# RECORDS SHOWN
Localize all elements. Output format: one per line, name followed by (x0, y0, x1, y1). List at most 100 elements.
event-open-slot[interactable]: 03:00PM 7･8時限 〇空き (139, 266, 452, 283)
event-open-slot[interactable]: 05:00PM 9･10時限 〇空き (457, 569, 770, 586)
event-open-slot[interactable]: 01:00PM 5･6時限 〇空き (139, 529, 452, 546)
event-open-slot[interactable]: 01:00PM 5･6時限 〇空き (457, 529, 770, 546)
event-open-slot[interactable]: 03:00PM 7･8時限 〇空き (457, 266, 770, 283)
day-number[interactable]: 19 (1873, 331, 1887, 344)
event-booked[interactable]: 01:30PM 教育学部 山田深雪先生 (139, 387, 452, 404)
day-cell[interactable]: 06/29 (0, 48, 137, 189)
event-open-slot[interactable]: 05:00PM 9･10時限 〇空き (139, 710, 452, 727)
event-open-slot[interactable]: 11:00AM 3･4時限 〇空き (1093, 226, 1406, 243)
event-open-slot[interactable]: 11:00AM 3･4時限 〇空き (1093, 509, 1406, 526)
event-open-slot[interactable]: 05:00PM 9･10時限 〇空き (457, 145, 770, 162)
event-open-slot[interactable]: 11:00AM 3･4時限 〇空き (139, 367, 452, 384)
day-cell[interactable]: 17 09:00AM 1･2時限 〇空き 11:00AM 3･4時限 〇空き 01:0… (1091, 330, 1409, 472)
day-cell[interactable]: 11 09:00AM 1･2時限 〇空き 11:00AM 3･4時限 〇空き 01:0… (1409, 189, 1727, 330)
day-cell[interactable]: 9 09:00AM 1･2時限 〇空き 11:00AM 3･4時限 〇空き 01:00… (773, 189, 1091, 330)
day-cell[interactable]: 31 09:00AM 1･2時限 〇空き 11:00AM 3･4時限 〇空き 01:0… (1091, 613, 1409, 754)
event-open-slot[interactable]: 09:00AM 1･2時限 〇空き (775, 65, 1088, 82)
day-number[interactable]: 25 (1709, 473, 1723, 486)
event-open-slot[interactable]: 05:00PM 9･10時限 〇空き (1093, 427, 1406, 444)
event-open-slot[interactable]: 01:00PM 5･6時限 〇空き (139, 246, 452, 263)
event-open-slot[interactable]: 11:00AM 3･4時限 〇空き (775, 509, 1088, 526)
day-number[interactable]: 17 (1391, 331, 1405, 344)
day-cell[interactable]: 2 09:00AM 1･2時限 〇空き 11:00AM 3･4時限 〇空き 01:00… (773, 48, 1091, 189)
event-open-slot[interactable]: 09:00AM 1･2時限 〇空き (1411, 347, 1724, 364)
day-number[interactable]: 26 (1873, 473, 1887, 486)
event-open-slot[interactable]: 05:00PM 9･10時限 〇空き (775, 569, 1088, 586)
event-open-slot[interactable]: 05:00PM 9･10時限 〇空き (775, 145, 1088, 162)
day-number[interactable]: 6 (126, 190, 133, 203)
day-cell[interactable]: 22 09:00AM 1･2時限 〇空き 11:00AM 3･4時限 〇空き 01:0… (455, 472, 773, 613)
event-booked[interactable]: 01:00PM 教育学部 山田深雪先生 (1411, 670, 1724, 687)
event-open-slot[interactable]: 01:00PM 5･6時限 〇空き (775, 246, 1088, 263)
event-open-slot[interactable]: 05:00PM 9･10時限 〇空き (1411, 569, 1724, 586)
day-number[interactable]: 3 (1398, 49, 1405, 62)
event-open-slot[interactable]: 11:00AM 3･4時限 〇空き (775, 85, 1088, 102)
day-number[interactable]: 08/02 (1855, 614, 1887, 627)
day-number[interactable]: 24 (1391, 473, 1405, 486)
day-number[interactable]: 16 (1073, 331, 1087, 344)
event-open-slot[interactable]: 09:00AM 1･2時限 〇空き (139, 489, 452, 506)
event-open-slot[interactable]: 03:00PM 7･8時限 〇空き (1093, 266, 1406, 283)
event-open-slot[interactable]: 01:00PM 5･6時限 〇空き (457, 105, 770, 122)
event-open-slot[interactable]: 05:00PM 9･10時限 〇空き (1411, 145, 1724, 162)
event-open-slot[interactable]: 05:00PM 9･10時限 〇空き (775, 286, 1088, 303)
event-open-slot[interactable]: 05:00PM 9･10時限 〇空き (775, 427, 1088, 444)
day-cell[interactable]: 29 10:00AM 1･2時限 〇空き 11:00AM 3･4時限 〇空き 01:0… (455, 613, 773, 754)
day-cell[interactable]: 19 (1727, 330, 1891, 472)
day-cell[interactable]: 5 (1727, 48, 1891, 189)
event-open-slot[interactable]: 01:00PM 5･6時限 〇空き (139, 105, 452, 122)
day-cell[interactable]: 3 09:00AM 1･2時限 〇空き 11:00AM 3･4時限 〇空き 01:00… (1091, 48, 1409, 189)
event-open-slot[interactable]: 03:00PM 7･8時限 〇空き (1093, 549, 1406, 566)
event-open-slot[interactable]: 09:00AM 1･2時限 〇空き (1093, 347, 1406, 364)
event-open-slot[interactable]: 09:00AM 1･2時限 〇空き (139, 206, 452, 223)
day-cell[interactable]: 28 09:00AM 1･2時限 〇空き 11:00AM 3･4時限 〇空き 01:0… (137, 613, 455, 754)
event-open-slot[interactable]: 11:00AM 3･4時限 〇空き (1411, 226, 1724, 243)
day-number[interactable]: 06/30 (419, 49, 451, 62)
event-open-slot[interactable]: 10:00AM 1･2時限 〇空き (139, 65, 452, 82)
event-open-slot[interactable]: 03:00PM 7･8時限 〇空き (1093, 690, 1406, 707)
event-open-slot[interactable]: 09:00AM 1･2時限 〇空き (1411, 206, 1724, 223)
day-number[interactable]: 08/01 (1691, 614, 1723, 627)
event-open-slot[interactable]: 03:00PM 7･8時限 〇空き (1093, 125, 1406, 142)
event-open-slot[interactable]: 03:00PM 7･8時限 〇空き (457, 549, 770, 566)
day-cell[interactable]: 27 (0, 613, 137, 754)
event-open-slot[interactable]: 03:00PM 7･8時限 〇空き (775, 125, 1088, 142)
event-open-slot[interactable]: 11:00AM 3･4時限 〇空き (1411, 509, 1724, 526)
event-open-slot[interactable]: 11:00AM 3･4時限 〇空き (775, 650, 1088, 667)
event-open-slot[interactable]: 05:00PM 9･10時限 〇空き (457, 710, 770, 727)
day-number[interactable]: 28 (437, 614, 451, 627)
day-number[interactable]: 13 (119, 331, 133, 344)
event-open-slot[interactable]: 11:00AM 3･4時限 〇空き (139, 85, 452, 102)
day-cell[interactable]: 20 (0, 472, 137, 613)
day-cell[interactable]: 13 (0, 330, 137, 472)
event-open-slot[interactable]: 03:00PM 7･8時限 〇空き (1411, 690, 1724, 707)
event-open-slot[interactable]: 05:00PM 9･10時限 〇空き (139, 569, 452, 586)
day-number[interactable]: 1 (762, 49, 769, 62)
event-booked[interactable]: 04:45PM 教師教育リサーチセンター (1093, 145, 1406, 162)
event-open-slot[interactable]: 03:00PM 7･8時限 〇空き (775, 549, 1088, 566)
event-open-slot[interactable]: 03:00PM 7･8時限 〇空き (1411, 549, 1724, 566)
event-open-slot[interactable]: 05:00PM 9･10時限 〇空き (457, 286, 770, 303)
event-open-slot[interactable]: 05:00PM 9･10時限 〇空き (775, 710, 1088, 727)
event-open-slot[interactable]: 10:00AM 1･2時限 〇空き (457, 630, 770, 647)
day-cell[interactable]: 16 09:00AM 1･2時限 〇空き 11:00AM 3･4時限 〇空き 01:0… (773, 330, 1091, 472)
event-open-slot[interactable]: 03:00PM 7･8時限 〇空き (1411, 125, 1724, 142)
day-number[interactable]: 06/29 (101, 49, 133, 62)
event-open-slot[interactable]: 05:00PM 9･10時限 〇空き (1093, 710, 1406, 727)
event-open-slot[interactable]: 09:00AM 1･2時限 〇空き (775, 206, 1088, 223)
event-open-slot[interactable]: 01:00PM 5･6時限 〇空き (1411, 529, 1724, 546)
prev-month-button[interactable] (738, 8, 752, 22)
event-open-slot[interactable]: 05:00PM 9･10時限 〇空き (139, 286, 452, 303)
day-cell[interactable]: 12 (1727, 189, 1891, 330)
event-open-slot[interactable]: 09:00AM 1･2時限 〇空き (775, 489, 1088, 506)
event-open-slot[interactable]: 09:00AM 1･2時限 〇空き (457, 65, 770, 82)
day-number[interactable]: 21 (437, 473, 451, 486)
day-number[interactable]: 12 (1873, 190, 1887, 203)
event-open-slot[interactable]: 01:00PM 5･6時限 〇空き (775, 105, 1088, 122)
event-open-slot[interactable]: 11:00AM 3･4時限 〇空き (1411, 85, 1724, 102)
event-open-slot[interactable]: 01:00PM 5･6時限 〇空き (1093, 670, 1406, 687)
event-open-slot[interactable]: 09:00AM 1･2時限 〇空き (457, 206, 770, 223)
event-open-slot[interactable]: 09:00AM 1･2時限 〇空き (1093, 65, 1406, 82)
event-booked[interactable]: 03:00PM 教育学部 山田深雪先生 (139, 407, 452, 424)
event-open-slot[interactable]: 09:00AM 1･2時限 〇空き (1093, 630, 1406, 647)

# AIM OF THE TASK
Reproduce the data word for word, beginning with its first line and stopping after the line that contains "427, 1406, 444)", which is included.

# ANSWER TO THE PROBLEM
Localize all elements. Output format: one per line, name followed by (x0, y0, x1, y1). List at most 100 elements.
event-open-slot[interactable]: 03:00PM 7･8時限 〇空き (139, 266, 452, 283)
event-open-slot[interactable]: 05:00PM 9･10時限 〇空き (457, 569, 770, 586)
event-open-slot[interactable]: 01:00PM 5･6時限 〇空き (139, 529, 452, 546)
event-open-slot[interactable]: 01:00PM 5･6時限 〇空き (457, 529, 770, 546)
event-open-slot[interactable]: 03:00PM 7･8時限 〇空き (457, 266, 770, 283)
day-number[interactable]: 19 (1873, 331, 1887, 344)
event-booked[interactable]: 01:30PM 教育学部 山田深雪先生 (139, 387, 452, 404)
day-cell[interactable]: 06/29 (0, 48, 137, 189)
event-open-slot[interactable]: 05:00PM 9･10時限 〇空き (139, 710, 452, 727)
event-open-slot[interactable]: 11:00AM 3･4時限 〇空き (1093, 226, 1406, 243)
event-open-slot[interactable]: 11:00AM 3･4時限 〇空き (1093, 509, 1406, 526)
event-open-slot[interactable]: 05:00PM 9･10時限 〇空き (457, 145, 770, 162)
event-open-slot[interactable]: 11:00AM 3･4時限 〇空き (139, 367, 452, 384)
day-cell[interactable]: 17 09:00AM 1･2時限 〇空き 11:00AM 3･4時限 〇空き 01:0… (1091, 330, 1409, 472)
day-cell[interactable]: 11 09:00AM 1･2時限 〇空き 11:00AM 3･4時限 〇空き 01:0… (1409, 189, 1727, 330)
day-cell[interactable]: 9 09:00AM 1･2時限 〇空き 11:00AM 3･4時限 〇空き 01:00… (773, 189, 1091, 330)
day-cell[interactable]: 31 09:00AM 1･2時限 〇空き 11:00AM 3･4時限 〇空き 01:0… (1091, 613, 1409, 754)
event-open-slot[interactable]: 09:00AM 1･2時限 〇空き (775, 65, 1088, 82)
day-number[interactable]: 25 (1709, 473, 1723, 486)
event-open-slot[interactable]: 05:00PM 9･10時限 〇空き (1093, 427, 1406, 444)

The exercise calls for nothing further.